• Aim of the task
Emit the data below verbatim, stripping out any pictures.

============================================================

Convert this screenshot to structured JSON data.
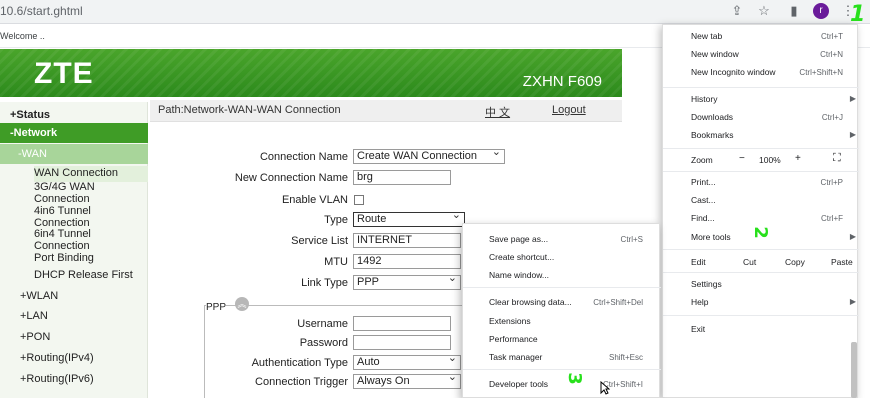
{
  "browser": {
    "url": "10.6/start.ghtml",
    "bookmark_text": "Welcome ..",
    "profile_initial": "r",
    "icons": [
      "share-icon",
      "star-icon",
      "sidebar-icon",
      "profile-icon",
      "kebab-menu-icon"
    ]
  },
  "router": {
    "logo": "ZTE",
    "model": "ZXHN F609",
    "path": "Path:Network-WAN-WAN Connection",
    "lang": "中 文",
    "logout": "Logout"
  },
  "nav": {
    "status": "+Status",
    "network": "-Network",
    "wan": "-WAN",
    "wan_items": [
      "WAN Connection",
      "3G/4G WAN Connection",
      "4in6 Tunnel Connection",
      "6in4 Tunnel Connection",
      "Port Binding",
      "DHCP Release First"
    ],
    "top_items": [
      "+WLAN",
      "+LAN",
      "+PON",
      "+Routing(IPv4)",
      "+Routing(IPv6)"
    ]
  },
  "form": {
    "connection_name_label": "Connection Name",
    "connection_name_value": "Create WAN Connection",
    "new_connection_name_label": "New Connection Name",
    "new_connection_name_value": "brg",
    "enable_vlan_label": "Enable VLAN",
    "type_label": "Type",
    "type_value": "Route",
    "service_list_label": "Service List",
    "service_list_value": "INTERNET",
    "mtu_label": "MTU",
    "mtu_value": "1492",
    "link_type_label": "Link Type",
    "link_type_value": "PPP",
    "ppp_section_label": "PPP",
    "username_label": "Username",
    "username_value": "",
    "password_label": "Password",
    "password_value": "",
    "auth_type_label": "Authentication Type",
    "auth_type_value": "Auto",
    "conn_trigger_label": "Connection Trigger",
    "conn_trigger_value": "Always On"
  },
  "chrome_menu": {
    "new_tab": "New tab",
    "new_tab_sc": "Ctrl+T",
    "new_window": "New window",
    "new_window_sc": "Ctrl+N",
    "incognito": "New Incognito window",
    "incognito_sc": "Ctrl+Shift+N",
    "history": "History",
    "downloads": "Downloads",
    "downloads_sc": "Ctrl+J",
    "bookmarks": "Bookmarks",
    "zoom": "Zoom",
    "zoom_minus": "−",
    "zoom_level": "100%",
    "zoom_plus": "+",
    "print": "Print...",
    "print_sc": "Ctrl+P",
    "cast": "Cast...",
    "find": "Find...",
    "find_sc": "Ctrl+F",
    "more_tools": "More tools",
    "edit": "Edit",
    "cut": "Cut",
    "copy": "Copy",
    "paste": "Paste",
    "settings": "Settings",
    "help": "Help",
    "exit": "Exit"
  },
  "more_tools_menu": {
    "save_page": "Save page as...",
    "save_page_sc": "Ctrl+S",
    "create_shortcut": "Create shortcut...",
    "name_window": "Name window...",
    "clear_data": "Clear browsing data...",
    "clear_data_sc": "Ctrl+Shift+Del",
    "extensions": "Extensions",
    "performance": "Performance",
    "task_manager": "Task manager",
    "task_manager_sc": "Shift+Esc",
    "dev_tools": "Developer tools",
    "dev_tools_sc": "Ctrl+Shift+I"
  },
  "annotations": [
    "1",
    "2",
    "3"
  ],
  "colors": {
    "zte_green": "#3f9c26",
    "annotation_green": "#28e01c"
  }
}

============================================================

• Exercise response
Convert this screenshot to structured JSON data.
{
  "browser": {
    "url": "10.6/start.ghtml",
    "bookmark_text": "Welcome ..",
    "profile_initial": "r",
    "icons": [
      "share-icon",
      "star-icon",
      "sidebar-icon",
      "profile-icon",
      "kebab-menu-icon"
    ]
  },
  "router": {
    "logo": "ZTE",
    "model": "ZXHN F609",
    "path": "Path:Network-WAN-WAN Connection",
    "lang": "中 文",
    "logout": "Logout"
  },
  "nav": {
    "status": "+Status",
    "network": "-Network",
    "wan": "-WAN",
    "wan_items": [
      "WAN Connection",
      "3G/4G WAN Connection",
      "4in6 Tunnel Connection",
      "6in4 Tunnel Connection",
      "Port Binding",
      "DHCP Release First"
    ],
    "top_items": [
      "+WLAN",
      "+LAN",
      "+PON",
      "+Routing(IPv4)",
      "+Routing(IPv6)"
    ]
  },
  "form": {
    "connection_name_label": "Connection Name",
    "connection_name_value": "Create WAN Connection",
    "new_connection_name_label": "New Connection Name",
    "new_connection_name_value": "brg",
    "enable_vlan_label": "Enable VLAN",
    "type_label": "Type",
    "type_value": "Route",
    "service_list_label": "Service List",
    "service_list_value": "INTERNET",
    "mtu_label": "MTU",
    "mtu_value": "1492",
    "link_type_label": "Link Type",
    "link_type_value": "PPP",
    "ppp_section_label": "PPP",
    "username_label": "Username",
    "username_value": "",
    "password_label": "Password",
    "password_value": "",
    "auth_type_label": "Authentication Type",
    "auth_type_value": "Auto",
    "conn_trigger_label": "Connection Trigger",
    "conn_trigger_value": "Always On"
  },
  "chrome_menu": {
    "new_tab": "New tab",
    "new_tab_sc": "Ctrl+T",
    "new_window": "New window",
    "new_window_sc": "Ctrl+N",
    "incognito": "New Incognito window",
    "incognito_sc": "Ctrl+Shift+N",
    "history": "History",
    "downloads": "Downloads",
    "downloads_sc": "Ctrl+J",
    "bookmarks": "Bookmarks",
    "zoom": "Zoom",
    "zoom_minus": "−",
    "zoom_level": "100%",
    "zoom_plus": "+",
    "print": "Print...",
    "print_sc": "Ctrl+P",
    "cast": "Cast...",
    "find": "Find...",
    "find_sc": "Ctrl+F",
    "more_tools": "More tools",
    "edit": "Edit",
    "cut": "Cut",
    "copy": "Copy",
    "paste": "Paste",
    "settings": "Settings",
    "help": "Help",
    "exit": "Exit"
  },
  "more_tools_menu": {
    "save_page": "Save page as...",
    "save_page_sc": "Ctrl+S",
    "create_shortcut": "Create shortcut...",
    "name_window": "Name window...",
    "clear_data": "Clear browsing data...",
    "clear_data_sc": "Ctrl+Shift+Del",
    "extensions": "Extensions",
    "performance": "Performance",
    "task_manager": "Task manager",
    "task_manager_sc": "Shift+Esc",
    "dev_tools": "Developer tools",
    "dev_tools_sc": "Ctrl+Shift+I"
  },
  "annotations": [
    "1",
    "2",
    "3"
  ],
  "colors": {
    "zte_green": "#3f9c26",
    "annotation_green": "#28e01c"
  }
}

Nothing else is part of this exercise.